Set task: Return each line of the data below verbatim; pictures are to be left out.

Raw data:

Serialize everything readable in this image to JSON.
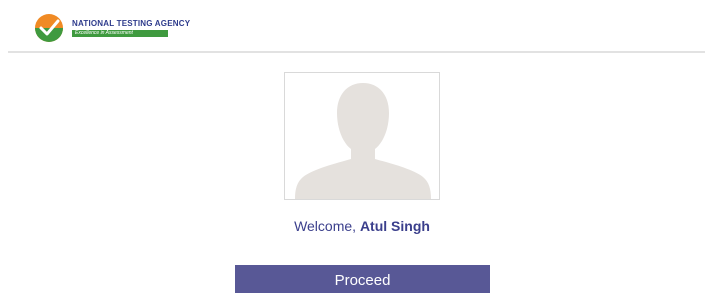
{
  "header": {
    "org_name": "NATIONAL TESTING AGENCY",
    "tagline": "Excellence in Assessment"
  },
  "profile": {
    "welcome_prefix": "Welcome,",
    "candidate_name": "Atul Singh"
  },
  "actions": {
    "proceed_label": "Proceed"
  },
  "icons": {
    "logo": "nta-logo-icon",
    "avatar": "user-silhouette-icon"
  },
  "colors": {
    "brand_blue": "#2e3b8c",
    "brand_green": "#3f9a3f",
    "logo_orange": "#f08a24",
    "button": "#585896",
    "welcome_text": "#3b3f8c"
  }
}
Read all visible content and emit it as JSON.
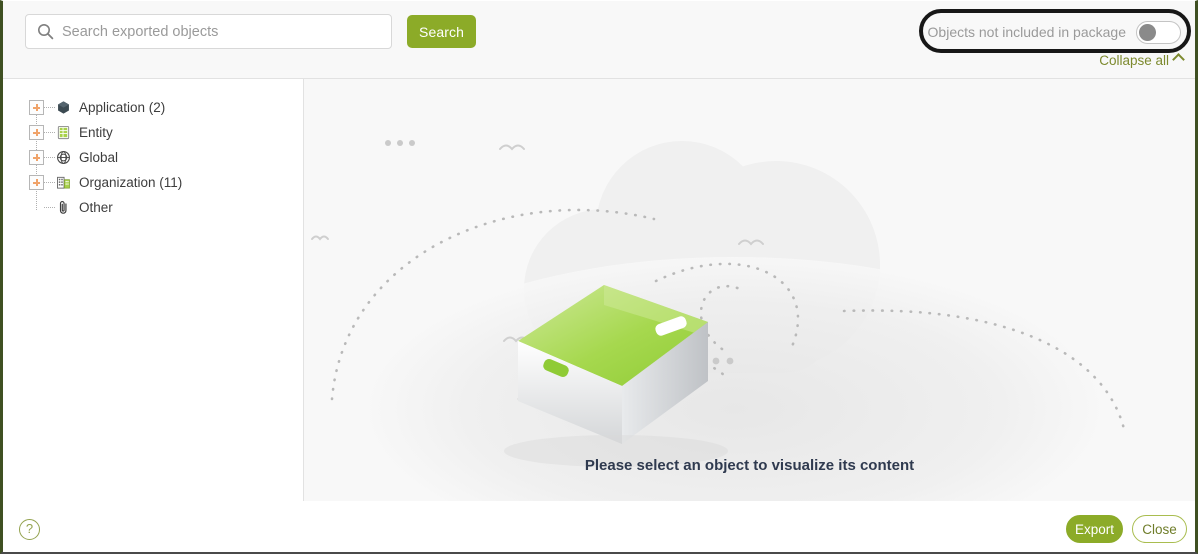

Solution to the problem:
Serialize everything readable in this image to JSON.
{
  "header": {
    "org_name": "NATIONAL TESTING AGENCY",
    "tagline": "Excellence in Assessment"
  },
  "profile": {
    "welcome_prefix": "Welcome,",
    "candidate_name": "Atul Singh"
  },
  "actions": {
    "proceed_label": "Proceed"
  },
  "icons": {
    "logo": "nta-logo-icon",
    "avatar": "user-silhouette-icon"
  },
  "colors": {
    "brand_blue": "#2e3b8c",
    "brand_green": "#3f9a3f",
    "logo_orange": "#f08a24",
    "button": "#585896",
    "welcome_text": "#3b3f8c"
  }
}
Read all visible content and emit it as JSON.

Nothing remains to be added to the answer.